• **PROBLEM TO SOLVE**: The lines below should be written out again in full, exactly as they are.

[Document page transcription items]
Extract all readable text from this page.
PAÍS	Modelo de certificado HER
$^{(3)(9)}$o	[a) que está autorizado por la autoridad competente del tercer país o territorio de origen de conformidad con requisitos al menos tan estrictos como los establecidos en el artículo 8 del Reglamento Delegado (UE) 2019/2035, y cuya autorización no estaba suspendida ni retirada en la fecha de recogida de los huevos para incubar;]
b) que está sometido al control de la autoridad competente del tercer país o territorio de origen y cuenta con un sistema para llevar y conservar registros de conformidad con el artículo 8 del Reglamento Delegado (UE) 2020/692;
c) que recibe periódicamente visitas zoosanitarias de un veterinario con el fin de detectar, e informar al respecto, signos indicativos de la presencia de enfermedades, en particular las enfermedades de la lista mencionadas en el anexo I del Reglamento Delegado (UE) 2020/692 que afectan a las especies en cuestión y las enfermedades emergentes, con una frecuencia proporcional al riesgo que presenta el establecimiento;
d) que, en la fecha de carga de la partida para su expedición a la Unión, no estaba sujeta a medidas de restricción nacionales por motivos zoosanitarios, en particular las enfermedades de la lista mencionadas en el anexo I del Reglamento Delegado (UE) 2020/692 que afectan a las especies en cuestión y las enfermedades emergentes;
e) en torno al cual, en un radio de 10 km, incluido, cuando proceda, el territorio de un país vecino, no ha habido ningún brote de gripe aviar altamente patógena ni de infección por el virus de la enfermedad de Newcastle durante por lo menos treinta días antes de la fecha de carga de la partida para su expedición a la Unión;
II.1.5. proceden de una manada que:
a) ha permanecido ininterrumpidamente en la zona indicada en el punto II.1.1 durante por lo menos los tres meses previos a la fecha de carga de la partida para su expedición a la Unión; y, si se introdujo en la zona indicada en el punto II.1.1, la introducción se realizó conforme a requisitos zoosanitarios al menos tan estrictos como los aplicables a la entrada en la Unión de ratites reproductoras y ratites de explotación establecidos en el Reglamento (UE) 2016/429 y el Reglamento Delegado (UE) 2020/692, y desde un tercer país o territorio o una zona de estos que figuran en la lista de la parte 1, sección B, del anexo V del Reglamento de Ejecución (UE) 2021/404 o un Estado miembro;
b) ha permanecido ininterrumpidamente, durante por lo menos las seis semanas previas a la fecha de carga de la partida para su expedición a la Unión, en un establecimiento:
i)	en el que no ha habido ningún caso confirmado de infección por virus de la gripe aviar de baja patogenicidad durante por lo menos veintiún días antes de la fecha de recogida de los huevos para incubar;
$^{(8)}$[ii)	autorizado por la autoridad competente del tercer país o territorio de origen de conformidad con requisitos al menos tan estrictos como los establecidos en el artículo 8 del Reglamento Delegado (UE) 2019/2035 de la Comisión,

• **SOLVED EXERCISE**:
Extract all readable text from this page.
PAÍS	Modelo de certificado HER
$^{(3)(9)}$o	[a) que está autorizado por la autoridad competente del tercer país o territorio de origen de conformidad con requisitos al menos tan estrictos como los establecidos en el artículo 8 del Reglamento Delegado (UE) 2019/2035, y cuya autorización no estaba suspendida ni retirada en la fecha de recogida de los huevos para incubar;]
b) que está sometido al control de la autoridad competente del tercer país o territorio de origen y cuenta con un sistema para llevar y conservar registros de conformidad con el artículo 8 del Reglamento Delegado (UE) 2020/692;
c) que recibe periódicamente visitas zoosanitarias de un veterinario con el fin de detectar, e informar al respecto, signos indicativos de la presencia de enfermedades, en particular las enfermedades de la lista mencionadas en el anexo I del Reglamento Delegado (UE) 2020/692 que afectan a las especies en cuestión y las enfermedades emergentes, con una frecuencia proporcional al riesgo que presenta el establecimiento;
d) que, en la fecha de carga de la partida para su expedición a la Unión, no estaba sujeta a medidas de restricción nacionales por motivos zoosanitarios, en particular las enfermedades de la lista mencionadas en el anexo I del Reglamento Delegado (UE) 2020/692 que afectan a las especies en cuestión y las enfermedades emergentes;
e) en torno al cual, en un radio de 10 km, incluido, cuando proceda, el territorio de un país vecino, no ha habido ningún brote de gripe aviar altamente patógena ni de infección por el virus de la enfermedad de Newcastle durante por lo menos treinta días antes de la fecha de carga de la partida para su expedición a la Unión;
II.1.5. proceden de una manada que:
a) ha permanecido ininterrumpidamente en la zona indicada en el punto II.1.1 durante por lo menos los tres meses previos a la fecha de carga de la partida para su expedición a la Unión; y, si se introdujo en la zona indicada en el punto II.1.1, la introducción se realizó conforme a requisitos zoosanitarios al menos tan estrictos como los aplicables a la entrada en la Unión de ratites reproductoras y ratites de explotación establecidos en el Reglamento (UE) 2016/429 y el Reglamento Delegado (UE) 2020/692, y desde un tercer país o territorio o una zona de estos que figuran en la lista de la parte 1, sección B, del anexo V del Reglamento de Ejecución (UE) 2021/404 o un Estado miembro;
b) ha permanecido ininterrumpidamente, durante por lo menos las seis semanas previas a la fecha de carga de la partida para su expedición a la Unión, en un establecimiento:
i)	en el que no ha habido ningún caso confirmado de infección por virus de la gripe aviar de baja patogenicidad durante por lo menos veintiún días antes de la fecha de recogida de los huevos para incubar;
$^{(8)}$[ii)	autorizado por la autoridad competente del tercer país o territorio de origen de conformidad con requisitos al menos tan estrictos como los establecidos en el artículo 8 del Reglamento Delegado (UE) 2019/2035 de la Comisión,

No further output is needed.